- _Material supplied_:
········
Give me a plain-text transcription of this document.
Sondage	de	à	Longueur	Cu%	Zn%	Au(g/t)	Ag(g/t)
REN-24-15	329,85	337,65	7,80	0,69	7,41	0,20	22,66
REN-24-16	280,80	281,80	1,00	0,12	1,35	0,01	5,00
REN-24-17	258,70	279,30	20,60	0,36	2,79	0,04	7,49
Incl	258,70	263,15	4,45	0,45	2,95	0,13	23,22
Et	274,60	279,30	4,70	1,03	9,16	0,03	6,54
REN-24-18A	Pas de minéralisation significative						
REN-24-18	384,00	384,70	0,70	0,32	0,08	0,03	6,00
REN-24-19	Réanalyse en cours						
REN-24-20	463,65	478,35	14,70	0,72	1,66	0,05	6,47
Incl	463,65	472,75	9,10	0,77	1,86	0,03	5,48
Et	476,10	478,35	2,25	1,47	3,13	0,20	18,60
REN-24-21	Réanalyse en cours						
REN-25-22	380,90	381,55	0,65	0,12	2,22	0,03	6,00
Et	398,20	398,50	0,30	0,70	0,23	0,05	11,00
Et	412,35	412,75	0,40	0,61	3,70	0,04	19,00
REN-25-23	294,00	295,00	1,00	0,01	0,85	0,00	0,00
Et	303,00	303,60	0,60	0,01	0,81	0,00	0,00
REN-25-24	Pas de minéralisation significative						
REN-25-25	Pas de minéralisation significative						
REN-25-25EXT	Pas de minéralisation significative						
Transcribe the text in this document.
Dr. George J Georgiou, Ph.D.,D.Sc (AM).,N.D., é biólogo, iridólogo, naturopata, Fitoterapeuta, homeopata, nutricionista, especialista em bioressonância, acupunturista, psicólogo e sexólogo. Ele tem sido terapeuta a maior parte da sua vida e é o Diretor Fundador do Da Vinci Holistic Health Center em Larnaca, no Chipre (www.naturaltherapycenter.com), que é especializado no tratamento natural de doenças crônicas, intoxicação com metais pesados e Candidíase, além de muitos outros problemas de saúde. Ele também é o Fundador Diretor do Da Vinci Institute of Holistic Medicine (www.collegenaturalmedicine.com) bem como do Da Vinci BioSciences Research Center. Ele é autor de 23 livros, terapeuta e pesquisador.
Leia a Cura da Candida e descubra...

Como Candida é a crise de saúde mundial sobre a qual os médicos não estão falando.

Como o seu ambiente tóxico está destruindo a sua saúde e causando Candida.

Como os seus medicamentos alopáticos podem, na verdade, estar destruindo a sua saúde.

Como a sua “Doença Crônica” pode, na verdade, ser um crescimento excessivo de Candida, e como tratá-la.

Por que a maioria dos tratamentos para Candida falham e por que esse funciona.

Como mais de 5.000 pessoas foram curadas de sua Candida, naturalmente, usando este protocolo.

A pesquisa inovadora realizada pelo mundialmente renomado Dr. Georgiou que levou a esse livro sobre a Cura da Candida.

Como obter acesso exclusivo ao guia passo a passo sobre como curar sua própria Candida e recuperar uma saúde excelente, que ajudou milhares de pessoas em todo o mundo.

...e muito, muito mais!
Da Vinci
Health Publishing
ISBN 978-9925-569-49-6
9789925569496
········
- _Work to do_:
Retype all of the entries precisely as they are.

- _Exercise result_:
Give me a plain-text transcription of this document.
Sondage	de	à	Longueur	Cu%	Zn%	Au(g/t)	Ag(g/t)
REN-24-15	329,85	337,65	7,80	0,69	7,41	0,20	22,66
REN-24-16	280,80	281,80	1,00	0,12	1,35	0,01	5,00
REN-24-17	258,70	279,30	20,60	0,36	2,79	0,04	7,49
Incl	258,70	263,15	4,45	0,45	2,95	0,13	23,22
Et	274,60	279,30	4,70	1,03	9,16	0,03	6,54
REN-24-18A	Pas de minéralisation significative						
REN-24-18	384,00	384,70	0,70	0,32	0,08	0,03	6,00
REN-24-19	Réanalyse en cours						
REN-24-20	463,65	478,35	14,70	0,72	1,66	0,05	6,47
Incl	463,65	472,75	9,10	0,77	1,86	0,03	5,48
Et	476,10	478,35	2,25	1,47	3,13	0,20	18,60
REN-24-21	Réanalyse en cours						
REN-25-22	380,90	381,55	0,65	0,12	2,22	0,03	6,00
Et	398,20	398,50	0,30	0,70	0,23	0,05	11,00
Et	412,35	412,75	0,40	0,61	3,70	0,04	19,00
REN-25-23	294,00	295,00	1,00	0,01	0,85	0,00	0,00
Et	303,00	303,60	0,60	0,01	0,81	0,00	0,00
REN-25-24	Pas de minéralisation significative						
REN-25-25	Pas de minéralisation significative						
REN-25-25EXT	Pas de minéralisation significative						
Transcribe the text in this document.
Dr. George J Georgiou, Ph.D.,D.Sc (AM).,N.D., é biólogo, iridólogo, naturopata, Fitoterapeuta, homeopata, nutricionista, especialista em bioressonância, acupunturista, psicólogo e sexólogo. Ele tem sido terapeuta a maior parte da sua vida e é o Diretor Fundador do Da Vinci Holistic Health Center em Larnaca, no Chipre (www.naturaltherapycenter.com), que é especializado no tratamento natural de doenças crônicas, intoxicação com metais pesados e Candidíase, além de muitos outros problemas de saúde. Ele também é o Fundador Diretor do Da Vinci Institute of Holistic Medicine (www.collegenaturalmedicine.com) bem como do Da Vinci BioSciences Research Center. Ele é autor de 23 livros, terapeuta e pesquisador.
Leia a Cura da Candida e descubra...

Como Candida é a crise de saúde mundial sobre a qual os médicos não estão falando.

Como o seu ambiente tóxico está destruindo a sua saúde e causando Candida.

Como os seus medicamentos alopáticos podem, na verdade, estar destruindo a sua saúde.

Como a sua “Doença Crônica” pode, na verdade, ser um crescimento excessivo de Candida, e como tratá-la.

Por que a maioria dos tratamentos para Candida falham e por que esse funciona.

Como mais de 5.000 pessoas foram curadas de sua Candida, naturalmente, usando este protocolo.

A pesquisa inovadora realizada pelo mundialmente renomado Dr. Georgiou que levou a esse livro sobre a Cura da Candida.

Como obter acesso exclusivo ao guia passo a passo sobre como curar sua própria Candida e recuperar uma saúde excelente, que ajudou milhares de pessoas em todo o mundo.

...e muito, muito mais!
Da Vinci
Health Publishing
ISBN 978-9925-569-49-6
9789925569496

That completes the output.